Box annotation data
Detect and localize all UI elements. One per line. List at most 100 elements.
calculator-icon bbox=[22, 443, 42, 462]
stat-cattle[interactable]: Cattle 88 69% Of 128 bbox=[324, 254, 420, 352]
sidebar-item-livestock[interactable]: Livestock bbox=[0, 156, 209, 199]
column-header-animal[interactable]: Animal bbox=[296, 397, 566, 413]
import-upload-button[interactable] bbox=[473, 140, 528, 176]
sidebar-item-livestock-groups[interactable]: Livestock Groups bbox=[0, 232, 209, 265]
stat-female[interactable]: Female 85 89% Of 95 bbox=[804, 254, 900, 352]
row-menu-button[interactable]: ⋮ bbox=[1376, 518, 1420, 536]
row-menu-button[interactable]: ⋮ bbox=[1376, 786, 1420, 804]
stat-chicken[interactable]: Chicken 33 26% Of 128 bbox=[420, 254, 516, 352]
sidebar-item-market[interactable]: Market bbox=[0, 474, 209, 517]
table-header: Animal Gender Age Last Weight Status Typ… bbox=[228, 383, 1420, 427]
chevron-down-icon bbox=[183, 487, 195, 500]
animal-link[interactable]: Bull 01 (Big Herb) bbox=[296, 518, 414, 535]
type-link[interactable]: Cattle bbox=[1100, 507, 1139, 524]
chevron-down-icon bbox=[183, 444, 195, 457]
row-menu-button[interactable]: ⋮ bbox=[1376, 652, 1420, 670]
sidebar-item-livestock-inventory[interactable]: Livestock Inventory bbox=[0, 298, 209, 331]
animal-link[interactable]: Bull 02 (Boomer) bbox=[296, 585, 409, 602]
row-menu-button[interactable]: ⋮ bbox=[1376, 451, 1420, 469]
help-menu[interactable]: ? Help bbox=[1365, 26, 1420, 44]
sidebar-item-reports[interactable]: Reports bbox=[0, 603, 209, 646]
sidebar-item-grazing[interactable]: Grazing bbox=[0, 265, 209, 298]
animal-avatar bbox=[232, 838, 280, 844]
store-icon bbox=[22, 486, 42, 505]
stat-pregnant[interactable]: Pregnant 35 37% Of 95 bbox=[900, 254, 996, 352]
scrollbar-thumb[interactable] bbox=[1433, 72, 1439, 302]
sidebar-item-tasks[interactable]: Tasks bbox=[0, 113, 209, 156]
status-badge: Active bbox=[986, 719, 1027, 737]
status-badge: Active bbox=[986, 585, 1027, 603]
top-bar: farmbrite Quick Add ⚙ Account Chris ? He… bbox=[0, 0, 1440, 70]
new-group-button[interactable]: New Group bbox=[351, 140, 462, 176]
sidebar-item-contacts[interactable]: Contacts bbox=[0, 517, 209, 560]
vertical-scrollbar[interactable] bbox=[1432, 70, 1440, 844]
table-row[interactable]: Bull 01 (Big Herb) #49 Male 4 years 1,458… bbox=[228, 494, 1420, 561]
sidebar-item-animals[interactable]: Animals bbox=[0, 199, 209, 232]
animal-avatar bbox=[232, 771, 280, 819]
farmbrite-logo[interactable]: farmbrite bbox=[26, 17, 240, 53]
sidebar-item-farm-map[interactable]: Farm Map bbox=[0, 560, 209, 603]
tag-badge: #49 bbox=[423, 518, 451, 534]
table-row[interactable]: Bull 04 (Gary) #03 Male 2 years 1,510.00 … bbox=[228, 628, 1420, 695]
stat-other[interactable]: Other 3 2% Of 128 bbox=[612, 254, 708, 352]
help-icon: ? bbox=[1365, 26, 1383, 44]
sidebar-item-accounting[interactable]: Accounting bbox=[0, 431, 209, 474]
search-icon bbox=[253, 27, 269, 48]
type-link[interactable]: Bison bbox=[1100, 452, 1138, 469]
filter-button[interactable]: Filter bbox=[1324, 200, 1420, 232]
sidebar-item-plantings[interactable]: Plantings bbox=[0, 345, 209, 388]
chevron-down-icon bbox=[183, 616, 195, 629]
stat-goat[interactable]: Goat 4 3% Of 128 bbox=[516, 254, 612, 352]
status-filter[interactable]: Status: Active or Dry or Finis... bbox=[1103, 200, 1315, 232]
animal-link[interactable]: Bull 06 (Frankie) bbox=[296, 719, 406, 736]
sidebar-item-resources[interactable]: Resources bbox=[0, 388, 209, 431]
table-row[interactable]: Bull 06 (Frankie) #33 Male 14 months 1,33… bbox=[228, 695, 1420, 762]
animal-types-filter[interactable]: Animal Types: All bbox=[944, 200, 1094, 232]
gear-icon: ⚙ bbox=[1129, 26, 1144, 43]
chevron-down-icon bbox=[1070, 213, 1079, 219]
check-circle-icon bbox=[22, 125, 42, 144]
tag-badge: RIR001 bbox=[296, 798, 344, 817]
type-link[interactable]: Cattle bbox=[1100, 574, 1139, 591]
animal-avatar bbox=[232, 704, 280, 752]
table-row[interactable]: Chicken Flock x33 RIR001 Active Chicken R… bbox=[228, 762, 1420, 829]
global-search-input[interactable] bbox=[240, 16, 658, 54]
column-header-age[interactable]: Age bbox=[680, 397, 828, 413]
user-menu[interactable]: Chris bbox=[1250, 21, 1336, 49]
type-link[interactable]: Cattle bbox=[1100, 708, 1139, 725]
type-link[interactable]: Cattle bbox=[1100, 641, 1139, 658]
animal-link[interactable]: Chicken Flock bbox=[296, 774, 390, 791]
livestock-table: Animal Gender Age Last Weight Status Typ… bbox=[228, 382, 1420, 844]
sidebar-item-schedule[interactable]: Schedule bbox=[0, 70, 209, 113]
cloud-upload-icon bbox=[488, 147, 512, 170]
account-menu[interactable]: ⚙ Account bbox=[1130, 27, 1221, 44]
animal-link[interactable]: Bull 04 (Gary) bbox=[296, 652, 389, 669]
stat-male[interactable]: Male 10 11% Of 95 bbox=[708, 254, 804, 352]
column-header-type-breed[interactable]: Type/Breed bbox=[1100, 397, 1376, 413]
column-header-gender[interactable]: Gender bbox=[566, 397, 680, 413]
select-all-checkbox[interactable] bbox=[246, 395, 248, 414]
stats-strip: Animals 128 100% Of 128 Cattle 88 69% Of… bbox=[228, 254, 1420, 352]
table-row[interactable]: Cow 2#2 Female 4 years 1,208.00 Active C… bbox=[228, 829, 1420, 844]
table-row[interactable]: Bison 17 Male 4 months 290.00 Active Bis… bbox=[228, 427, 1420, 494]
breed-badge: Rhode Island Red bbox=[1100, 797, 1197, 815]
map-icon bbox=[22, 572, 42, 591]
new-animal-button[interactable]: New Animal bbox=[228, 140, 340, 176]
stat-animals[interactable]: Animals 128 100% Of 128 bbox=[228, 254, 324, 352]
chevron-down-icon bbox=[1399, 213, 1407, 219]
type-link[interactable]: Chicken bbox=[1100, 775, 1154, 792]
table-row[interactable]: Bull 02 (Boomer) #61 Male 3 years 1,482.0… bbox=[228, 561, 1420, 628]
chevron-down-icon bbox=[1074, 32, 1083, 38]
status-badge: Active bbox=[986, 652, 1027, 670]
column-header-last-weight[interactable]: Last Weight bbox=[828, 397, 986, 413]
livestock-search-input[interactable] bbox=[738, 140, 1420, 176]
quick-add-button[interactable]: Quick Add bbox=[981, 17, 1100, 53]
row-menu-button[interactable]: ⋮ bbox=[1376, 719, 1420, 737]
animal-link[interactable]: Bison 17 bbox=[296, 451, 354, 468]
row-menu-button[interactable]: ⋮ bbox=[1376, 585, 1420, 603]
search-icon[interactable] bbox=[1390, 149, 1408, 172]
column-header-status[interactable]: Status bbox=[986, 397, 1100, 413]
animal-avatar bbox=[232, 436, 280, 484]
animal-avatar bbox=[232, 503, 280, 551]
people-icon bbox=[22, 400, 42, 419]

# STATED TASK
Repeat every line of the records above word for word.

# TASK SOLUTION
Detect and localize all UI elements. One per line. List at most 100 elements.
calculator-icon bbox=[22, 443, 42, 462]
stat-cattle[interactable]: Cattle 88 69% Of 128 bbox=[324, 254, 420, 352]
sidebar-item-livestock[interactable]: Livestock bbox=[0, 156, 209, 199]
column-header-animal[interactable]: Animal bbox=[296, 397, 566, 413]
import-upload-button[interactable] bbox=[473, 140, 528, 176]
sidebar-item-livestock-groups[interactable]: Livestock Groups bbox=[0, 232, 209, 265]
stat-female[interactable]: Female 85 89% Of 95 bbox=[804, 254, 900, 352]
row-menu-button[interactable]: ⋮ bbox=[1376, 518, 1420, 536]
row-menu-button[interactable]: ⋮ bbox=[1376, 786, 1420, 804]
stat-chicken[interactable]: Chicken 33 26% Of 128 bbox=[420, 254, 516, 352]
sidebar-item-market[interactable]: Market bbox=[0, 474, 209, 517]
table-header: Animal Gender Age Last Weight Status Typ… bbox=[228, 383, 1420, 427]
chevron-down-icon bbox=[183, 487, 195, 500]
animal-link[interactable]: Bull 01 (Big Herb) bbox=[296, 518, 414, 535]
type-link[interactable]: Cattle bbox=[1100, 507, 1139, 524]
chevron-down-icon bbox=[183, 444, 195, 457]
row-menu-button[interactable]: ⋮ bbox=[1376, 652, 1420, 670]
sidebar-item-livestock-inventory[interactable]: Livestock Inventory bbox=[0, 298, 209, 331]
animal-link[interactable]: Bull 02 (Boomer) bbox=[296, 585, 409, 602]
row-menu-button[interactable]: ⋮ bbox=[1376, 451, 1420, 469]
help-menu[interactable]: ? Help bbox=[1365, 26, 1420, 44]
sidebar-item-reports[interactable]: Reports bbox=[0, 603, 209, 646]
sidebar-item-grazing[interactable]: Grazing bbox=[0, 265, 209, 298]
animal-avatar bbox=[232, 838, 280, 844]
store-icon bbox=[22, 486, 42, 505]
stat-pregnant[interactable]: Pregnant 35 37% Of 95 bbox=[900, 254, 996, 352]
scrollbar-thumb[interactable] bbox=[1433, 72, 1439, 302]
sidebar-item-tasks[interactable]: Tasks bbox=[0, 113, 209, 156]
status-badge: Active bbox=[986, 719, 1027, 737]
status-badge: Active bbox=[986, 585, 1027, 603]
top-bar: farmbrite Quick Add ⚙ Account Chris ? He… bbox=[0, 0, 1440, 70]
new-group-button[interactable]: New Group bbox=[351, 140, 462, 176]
sidebar-item-contacts[interactable]: Contacts bbox=[0, 517, 209, 560]
vertical-scrollbar[interactable] bbox=[1432, 70, 1440, 844]
table-row[interactable]: Bull 01 (Big Herb) #49 Male 4 years 1,458… bbox=[228, 494, 1420, 561]
sidebar-item-animals[interactable]: Animals bbox=[0, 199, 209, 232]
animal-avatar bbox=[232, 771, 280, 819]
farmbrite-logo[interactable]: farmbrite bbox=[26, 17, 240, 53]
sidebar-item-farm-map[interactable]: Farm Map bbox=[0, 560, 209, 603]
tag-badge: #49 bbox=[423, 518, 451, 534]
table-row[interactable]: Bull 04 (Gary) #03 Male 2 years 1,510.00 … bbox=[228, 628, 1420, 695]
stat-other[interactable]: Other 3 2% Of 128 bbox=[612, 254, 708, 352]
help-icon: ? bbox=[1365, 26, 1383, 44]
sidebar-item-accounting[interactable]: Accounting bbox=[0, 431, 209, 474]
search-icon bbox=[253, 27, 269, 48]
type-link[interactable]: Bison bbox=[1100, 452, 1138, 469]
filter-button[interactable]: Filter bbox=[1324, 200, 1420, 232]
sidebar-item-plantings[interactable]: Plantings bbox=[0, 345, 209, 388]
chevron-down-icon bbox=[183, 616, 195, 629]
stat-goat[interactable]: Goat 4 3% Of 128 bbox=[516, 254, 612, 352]
status-filter[interactable]: Status: Active or Dry or Finis... bbox=[1103, 200, 1315, 232]
animal-link[interactable]: Bull 06 (Frankie) bbox=[296, 719, 406, 736]
sidebar-item-resources[interactable]: Resources bbox=[0, 388, 209, 431]
table-row[interactable]: Bull 06 (Frankie) #33 Male 14 months 1,33… bbox=[228, 695, 1420, 762]
animal-types-filter[interactable]: Animal Types: All bbox=[944, 200, 1094, 232]
gear-icon: ⚙ bbox=[1129, 26, 1144, 43]
chevron-down-icon bbox=[1070, 213, 1079, 219]
check-circle-icon bbox=[22, 125, 42, 144]
tag-badge: RIR001 bbox=[296, 798, 344, 817]
type-link[interactable]: Cattle bbox=[1100, 574, 1139, 591]
animal-avatar bbox=[232, 704, 280, 752]
table-row[interactable]: Chicken Flock x33 RIR001 Active Chicken R… bbox=[228, 762, 1420, 829]
global-search-input[interactable] bbox=[240, 16, 658, 54]
column-header-age[interactable]: Age bbox=[680, 397, 828, 413]
user-menu[interactable]: Chris bbox=[1250, 21, 1336, 49]
type-link[interactable]: Cattle bbox=[1100, 708, 1139, 725]
type-link[interactable]: Cattle bbox=[1100, 641, 1139, 658]
animal-link[interactable]: Chicken Flock bbox=[296, 774, 390, 791]
livestock-table: Animal Gender Age Last Weight Status Typ… bbox=[228, 382, 1420, 844]
sidebar-item-schedule[interactable]: Schedule bbox=[0, 70, 209, 113]
cloud-upload-icon bbox=[488, 147, 512, 170]
account-menu[interactable]: ⚙ Account bbox=[1130, 27, 1221, 44]
animal-link[interactable]: Bull 04 (Gary) bbox=[296, 652, 389, 669]
stat-male[interactable]: Male 10 11% Of 95 bbox=[708, 254, 804, 352]
column-header-type-breed[interactable]: Type/Breed bbox=[1100, 397, 1376, 413]
column-header-gender[interactable]: Gender bbox=[566, 397, 680, 413]
select-all-checkbox[interactable] bbox=[246, 395, 248, 414]
stats-strip: Animals 128 100% Of 128 Cattle 88 69% Of… bbox=[228, 254, 1420, 352]
table-row[interactable]: Cow 2#2 Female 4 years 1,208.00 Active C… bbox=[228, 829, 1420, 844]
table-row[interactable]: Bison 17 Male 4 months 290.00 Active Bis… bbox=[228, 427, 1420, 494]
breed-badge: Rhode Island Red bbox=[1100, 797, 1197, 815]
map-icon bbox=[22, 572, 42, 591]
new-animal-button[interactable]: New Animal bbox=[228, 140, 340, 176]
stat-animals[interactable]: Animals 128 100% Of 128 bbox=[228, 254, 324, 352]
chevron-down-icon bbox=[1399, 213, 1407, 219]
type-link[interactable]: Chicken bbox=[1100, 775, 1154, 792]
table-row[interactable]: Bull 02 (Boomer) #61 Male 3 years 1,482.0… bbox=[228, 561, 1420, 628]
chevron-down-icon bbox=[1074, 32, 1083, 38]
status-badge: Active bbox=[986, 652, 1027, 670]
column-header-last-weight[interactable]: Last Weight bbox=[828, 397, 986, 413]
livestock-search-input[interactable] bbox=[738, 140, 1420, 176]
quick-add-button[interactable]: Quick Add bbox=[981, 17, 1100, 53]
row-menu-button[interactable]: ⋮ bbox=[1376, 719, 1420, 737]
animal-link[interactable]: Bison 17 bbox=[296, 451, 354, 468]
row-menu-button[interactable]: ⋮ bbox=[1376, 585, 1420, 603]
search-icon[interactable] bbox=[1390, 149, 1408, 172]
column-header-status[interactable]: Status bbox=[986, 397, 1100, 413]
animal-avatar bbox=[232, 436, 280, 484]
animal-avatar bbox=[232, 503, 280, 551]
people-icon bbox=[22, 400, 42, 419]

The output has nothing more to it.